» **What is needed**: Gather up every line that includes the string "Remove".

···

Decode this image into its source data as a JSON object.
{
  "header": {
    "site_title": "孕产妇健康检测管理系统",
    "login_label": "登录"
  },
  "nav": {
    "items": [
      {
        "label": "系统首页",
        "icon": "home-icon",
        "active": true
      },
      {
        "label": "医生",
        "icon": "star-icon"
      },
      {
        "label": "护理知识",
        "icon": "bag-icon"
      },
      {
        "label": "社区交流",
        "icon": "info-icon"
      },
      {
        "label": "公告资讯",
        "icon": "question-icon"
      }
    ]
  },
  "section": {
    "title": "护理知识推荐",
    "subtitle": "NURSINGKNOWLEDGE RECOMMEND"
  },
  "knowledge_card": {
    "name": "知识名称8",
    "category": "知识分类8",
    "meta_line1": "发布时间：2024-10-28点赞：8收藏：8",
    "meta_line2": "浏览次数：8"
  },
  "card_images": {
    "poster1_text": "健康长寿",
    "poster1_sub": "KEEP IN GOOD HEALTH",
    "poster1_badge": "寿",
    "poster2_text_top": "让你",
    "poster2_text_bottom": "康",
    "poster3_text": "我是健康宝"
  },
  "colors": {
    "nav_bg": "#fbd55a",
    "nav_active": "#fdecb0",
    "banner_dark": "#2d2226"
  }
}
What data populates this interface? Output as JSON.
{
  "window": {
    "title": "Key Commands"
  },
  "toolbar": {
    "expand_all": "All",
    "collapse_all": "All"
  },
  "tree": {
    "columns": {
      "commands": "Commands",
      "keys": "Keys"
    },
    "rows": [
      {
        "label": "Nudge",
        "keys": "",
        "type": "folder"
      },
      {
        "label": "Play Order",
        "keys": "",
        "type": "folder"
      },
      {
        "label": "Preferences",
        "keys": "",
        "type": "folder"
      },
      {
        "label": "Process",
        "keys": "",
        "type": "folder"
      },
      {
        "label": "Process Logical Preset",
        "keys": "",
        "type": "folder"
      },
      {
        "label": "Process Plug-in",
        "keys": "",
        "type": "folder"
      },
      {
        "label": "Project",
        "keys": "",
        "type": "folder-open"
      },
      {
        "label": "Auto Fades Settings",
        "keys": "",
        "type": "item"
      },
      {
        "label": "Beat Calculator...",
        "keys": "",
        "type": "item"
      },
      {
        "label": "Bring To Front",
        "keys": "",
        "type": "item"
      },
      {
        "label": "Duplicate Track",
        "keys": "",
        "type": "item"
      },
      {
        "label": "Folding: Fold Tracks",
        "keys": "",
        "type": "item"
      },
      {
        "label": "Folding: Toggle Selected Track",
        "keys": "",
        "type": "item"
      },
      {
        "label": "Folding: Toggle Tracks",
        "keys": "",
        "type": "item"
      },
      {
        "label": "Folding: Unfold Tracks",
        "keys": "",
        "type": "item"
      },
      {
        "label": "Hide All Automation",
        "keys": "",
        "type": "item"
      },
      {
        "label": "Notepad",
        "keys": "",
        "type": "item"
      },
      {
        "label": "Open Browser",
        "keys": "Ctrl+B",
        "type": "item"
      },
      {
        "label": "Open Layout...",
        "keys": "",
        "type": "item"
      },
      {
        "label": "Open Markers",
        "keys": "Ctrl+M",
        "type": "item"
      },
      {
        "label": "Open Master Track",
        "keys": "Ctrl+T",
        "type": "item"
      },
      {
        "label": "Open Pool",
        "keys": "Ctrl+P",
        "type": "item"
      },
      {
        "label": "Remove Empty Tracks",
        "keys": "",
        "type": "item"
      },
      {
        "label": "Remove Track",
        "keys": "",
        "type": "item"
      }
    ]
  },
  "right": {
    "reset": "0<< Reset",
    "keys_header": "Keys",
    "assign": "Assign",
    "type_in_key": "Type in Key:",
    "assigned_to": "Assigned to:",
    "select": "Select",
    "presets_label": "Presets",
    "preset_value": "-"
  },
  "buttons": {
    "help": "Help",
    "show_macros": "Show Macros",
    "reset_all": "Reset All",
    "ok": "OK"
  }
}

···

» **Solved problem**:
        "label": "Remove Empty Tracks",
        "label": "Remove Track",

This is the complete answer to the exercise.